*Set task*. From the entries below, gather each line containing the word "ваша".

*Listed entries*.
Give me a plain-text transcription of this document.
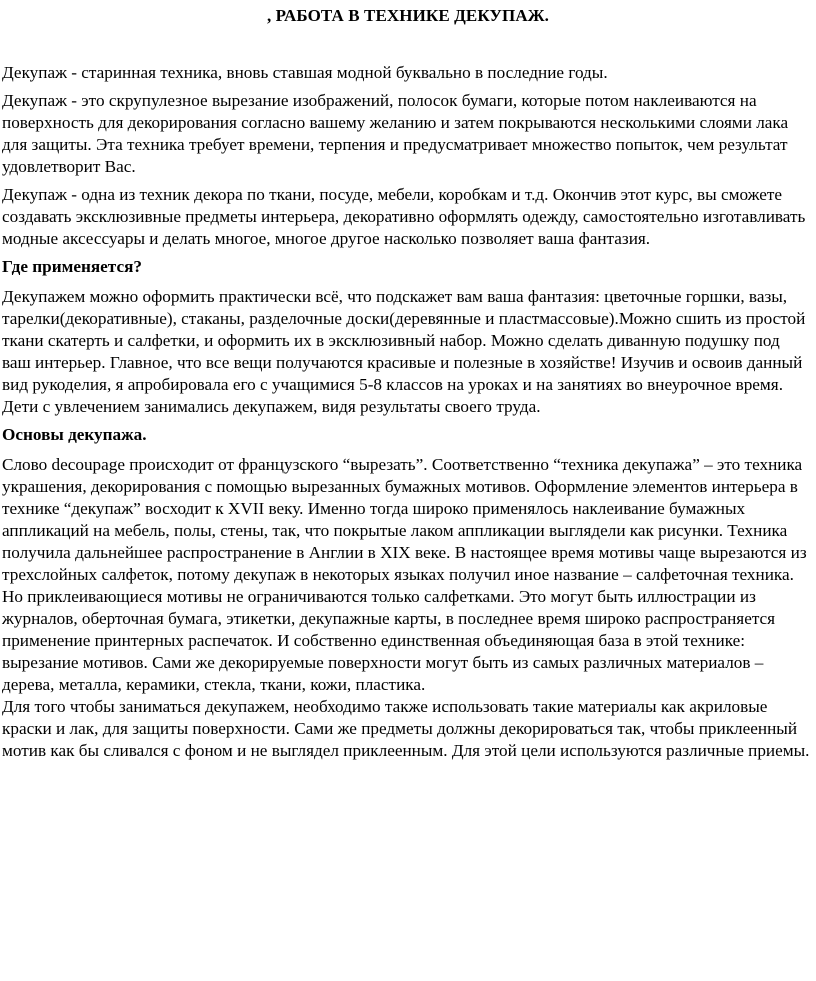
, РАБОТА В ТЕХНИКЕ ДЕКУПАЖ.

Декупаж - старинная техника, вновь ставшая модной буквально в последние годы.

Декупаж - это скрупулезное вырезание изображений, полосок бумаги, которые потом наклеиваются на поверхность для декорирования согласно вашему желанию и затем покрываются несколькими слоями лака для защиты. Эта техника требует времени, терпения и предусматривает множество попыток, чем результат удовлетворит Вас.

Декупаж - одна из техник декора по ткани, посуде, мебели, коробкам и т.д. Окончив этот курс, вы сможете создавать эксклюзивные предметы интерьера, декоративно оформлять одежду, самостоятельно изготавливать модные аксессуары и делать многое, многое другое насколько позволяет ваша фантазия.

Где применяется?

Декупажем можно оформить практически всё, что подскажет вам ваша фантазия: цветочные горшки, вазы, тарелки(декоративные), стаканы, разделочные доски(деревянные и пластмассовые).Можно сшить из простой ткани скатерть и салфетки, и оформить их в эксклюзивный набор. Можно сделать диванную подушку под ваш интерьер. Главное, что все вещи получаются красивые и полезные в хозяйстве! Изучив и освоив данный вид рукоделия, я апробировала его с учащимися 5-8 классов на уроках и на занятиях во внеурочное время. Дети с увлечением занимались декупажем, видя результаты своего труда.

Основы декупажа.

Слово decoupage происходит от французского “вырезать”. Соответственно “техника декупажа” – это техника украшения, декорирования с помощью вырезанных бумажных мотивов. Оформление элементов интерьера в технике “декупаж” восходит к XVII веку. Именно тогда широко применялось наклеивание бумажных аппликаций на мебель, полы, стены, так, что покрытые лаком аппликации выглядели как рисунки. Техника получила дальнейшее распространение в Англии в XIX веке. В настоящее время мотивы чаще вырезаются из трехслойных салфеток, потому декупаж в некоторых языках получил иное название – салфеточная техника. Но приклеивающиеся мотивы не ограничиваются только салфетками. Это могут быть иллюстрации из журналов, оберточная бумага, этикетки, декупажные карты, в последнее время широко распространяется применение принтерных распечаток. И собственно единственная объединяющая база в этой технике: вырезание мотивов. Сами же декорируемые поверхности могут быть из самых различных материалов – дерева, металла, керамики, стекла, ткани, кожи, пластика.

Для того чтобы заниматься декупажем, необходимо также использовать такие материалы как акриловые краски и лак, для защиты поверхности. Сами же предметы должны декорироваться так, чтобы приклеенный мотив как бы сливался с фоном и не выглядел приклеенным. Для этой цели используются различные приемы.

...

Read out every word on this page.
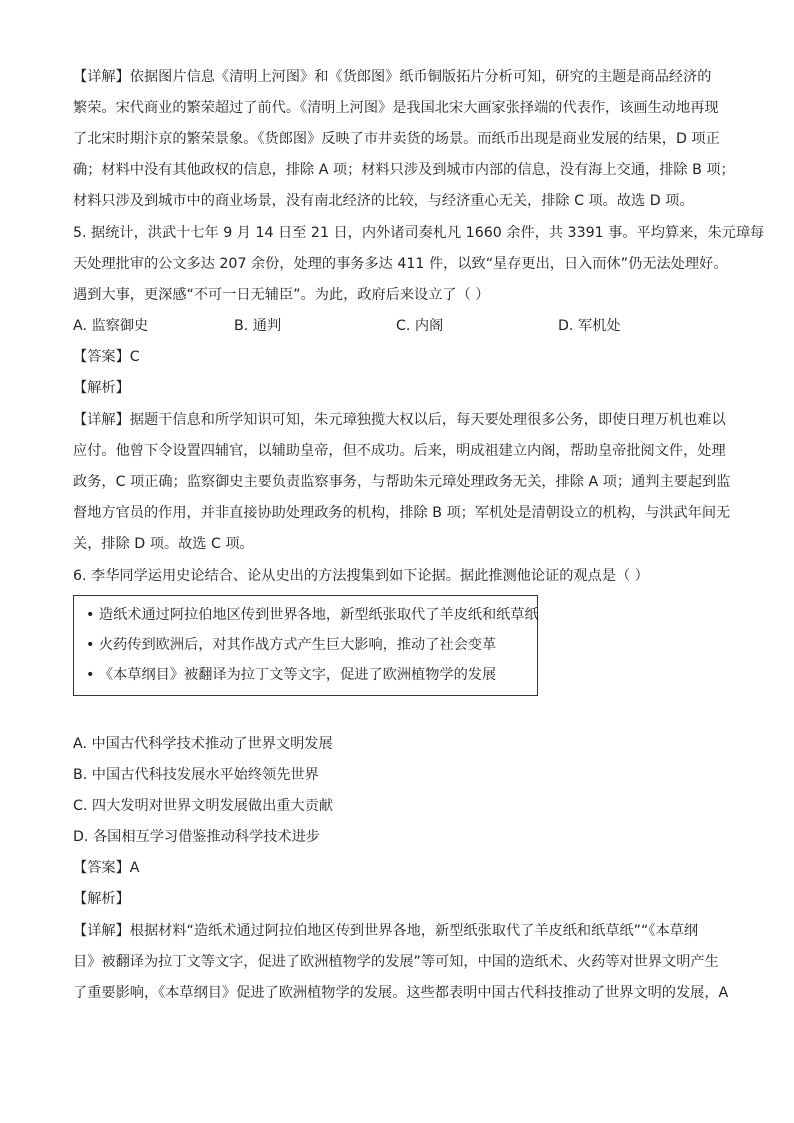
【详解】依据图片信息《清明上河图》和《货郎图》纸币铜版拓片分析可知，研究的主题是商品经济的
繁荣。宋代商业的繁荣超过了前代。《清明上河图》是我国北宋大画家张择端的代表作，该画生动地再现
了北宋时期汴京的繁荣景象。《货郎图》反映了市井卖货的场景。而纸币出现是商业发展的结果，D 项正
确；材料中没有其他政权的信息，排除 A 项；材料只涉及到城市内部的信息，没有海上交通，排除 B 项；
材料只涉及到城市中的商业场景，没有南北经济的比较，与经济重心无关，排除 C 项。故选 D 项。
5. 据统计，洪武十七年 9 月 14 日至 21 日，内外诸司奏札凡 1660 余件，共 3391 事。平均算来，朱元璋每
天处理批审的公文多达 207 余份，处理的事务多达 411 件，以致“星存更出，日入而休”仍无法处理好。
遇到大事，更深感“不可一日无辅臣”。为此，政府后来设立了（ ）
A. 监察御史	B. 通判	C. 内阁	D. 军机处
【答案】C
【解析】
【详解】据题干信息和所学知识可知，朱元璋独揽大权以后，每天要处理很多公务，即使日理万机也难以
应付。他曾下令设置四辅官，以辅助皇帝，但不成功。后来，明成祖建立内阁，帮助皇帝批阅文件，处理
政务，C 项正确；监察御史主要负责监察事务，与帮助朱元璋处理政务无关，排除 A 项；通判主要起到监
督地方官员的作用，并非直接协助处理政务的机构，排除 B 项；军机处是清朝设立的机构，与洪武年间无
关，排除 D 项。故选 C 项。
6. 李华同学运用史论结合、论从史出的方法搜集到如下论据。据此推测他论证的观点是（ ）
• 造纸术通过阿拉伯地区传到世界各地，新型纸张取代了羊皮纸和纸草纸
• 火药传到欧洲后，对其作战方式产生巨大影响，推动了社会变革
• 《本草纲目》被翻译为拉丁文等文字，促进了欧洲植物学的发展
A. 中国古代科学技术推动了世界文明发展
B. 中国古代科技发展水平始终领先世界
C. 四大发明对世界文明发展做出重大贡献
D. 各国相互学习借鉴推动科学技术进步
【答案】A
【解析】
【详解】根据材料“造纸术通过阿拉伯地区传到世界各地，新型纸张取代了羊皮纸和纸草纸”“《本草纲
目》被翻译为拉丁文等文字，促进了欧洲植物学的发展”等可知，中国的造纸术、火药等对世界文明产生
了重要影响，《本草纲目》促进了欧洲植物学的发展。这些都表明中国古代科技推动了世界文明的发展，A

*Answer to the problem*.
Декупаж - одна из техник декора по ткани, посуде, мебели, коробкам и т.д. Окончив этот курс, вы сможете создавать эксклюзивные предметы интерьера, декоративно оформлять одежду, самостоятельно изготавливать модные аксессуары и делать многое, многое другое насколько позволяет ваша фантазия.
Декупажем можно оформить практически всё, что подскажет вам ваша фантазия: цветочные горшки, вазы, тарелки(декоративные), стаканы, разделочные доски(деревянные и пластмассовые).Можно сшить из простой ткани скатерть и салфетки, и оформить их в эксклюзивный набор. Можно сделать диванную подушку под ваш интерьер. Главное, что все вещи получаются красивые и полезные в хозяйстве! Изучив и освоив данный вид рукоделия, я апробировала его с учащимися 5-8 классов на уроках и на занятиях во внеурочное время. Дети с увлечением занимались декупажем, видя результаты своего труда.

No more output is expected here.